WORK TO DO
Everything in the data should be repeated exactly, save for the images.

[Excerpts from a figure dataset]

▬▬▬▬▬▬

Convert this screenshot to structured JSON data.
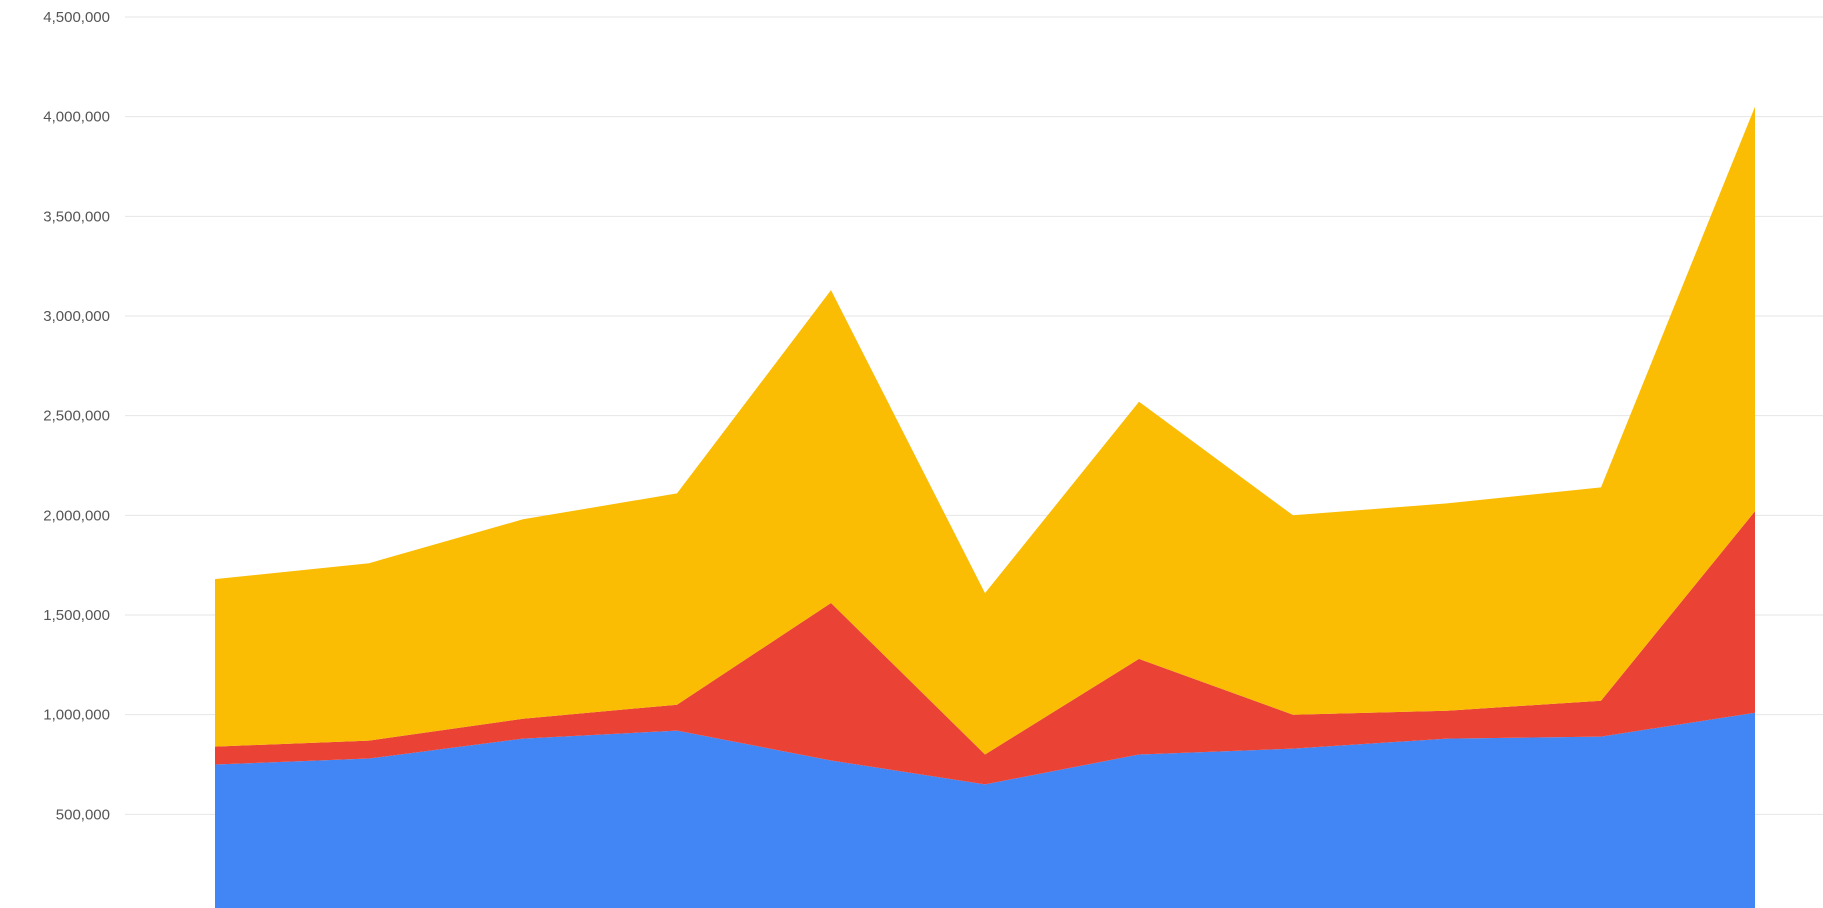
{
  "chart_data": {
    "type": "area",
    "stacked": true,
    "title": "",
    "xlabel": "",
    "ylabel": "",
    "ylim": [
      0,
      4500000
    ],
    "yticks": [
      500000,
      1000000,
      1500000,
      2000000,
      2500000,
      3000000,
      3500000,
      4000000,
      4500000
    ],
    "ytick_labels": [
      "500,000",
      "1,000,000",
      "1,500,000",
      "2,000,000",
      "2,500,000",
      "3,000,000",
      "3,500,000",
      "4,000,000",
      "4,500,000"
    ],
    "grid": true,
    "legend": "none",
    "x": [
      1,
      2,
      3,
      4,
      5,
      6,
      7,
      8,
      9,
      10,
      11
    ],
    "series": [
      {
        "color": "#4285F4",
        "values": [
          750000,
          780000,
          880000,
          920000,
          770000,
          650000,
          800000,
          830000,
          880000,
          890000,
          1010000
        ]
      },
      {
        "color": "#EA4335",
        "values": [
          90000,
          90000,
          100000,
          130000,
          790000,
          150000,
          480000,
          170000,
          140000,
          180000,
          1010000
        ]
      },
      {
        "color": "#FBBC04",
        "values": [
          840000,
          890000,
          1000000,
          1060000,
          1570000,
          810000,
          1290000,
          1000000,
          1040000,
          1070000,
          2030000
        ]
      }
    ]
  }
}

▬▬▬▬▬▬

WORKED SOLUTION
Convert this screenshot to structured JSON data.
{
  "chart_data": {
    "type": "area",
    "stacked": true,
    "title": "",
    "xlabel": "",
    "ylabel": "",
    "ylim": [
      0,
      4500000
    ],
    "yticks": [
      500000,
      1000000,
      1500000,
      2000000,
      2500000,
      3000000,
      3500000,
      4000000,
      4500000
    ],
    "ytick_labels": [
      "500,000",
      "1,000,000",
      "1,500,000",
      "2,000,000",
      "2,500,000",
      "3,000,000",
      "3,500,000",
      "4,000,000",
      "4,500,000"
    ],
    "grid": true,
    "legend": "none",
    "x": [
      1,
      2,
      3,
      4,
      5,
      6,
      7,
      8,
      9,
      10,
      11
    ],
    "series": [
      {
        "color": "#4285F4",
        "values": [
          750000,
          780000,
          880000,
          920000,
          770000,
          650000,
          800000,
          830000,
          880000,
          890000,
          1010000
        ]
      },
      {
        "color": "#EA4335",
        "values": [
          90000,
          90000,
          100000,
          130000,
          790000,
          150000,
          480000,
          170000,
          140000,
          180000,
          1010000
        ]
      },
      {
        "color": "#FBBC04",
        "values": [
          840000,
          890000,
          1000000,
          1060000,
          1570000,
          810000,
          1290000,
          1000000,
          1040000,
          1070000,
          2030000
        ]
      }
    ]
  }
}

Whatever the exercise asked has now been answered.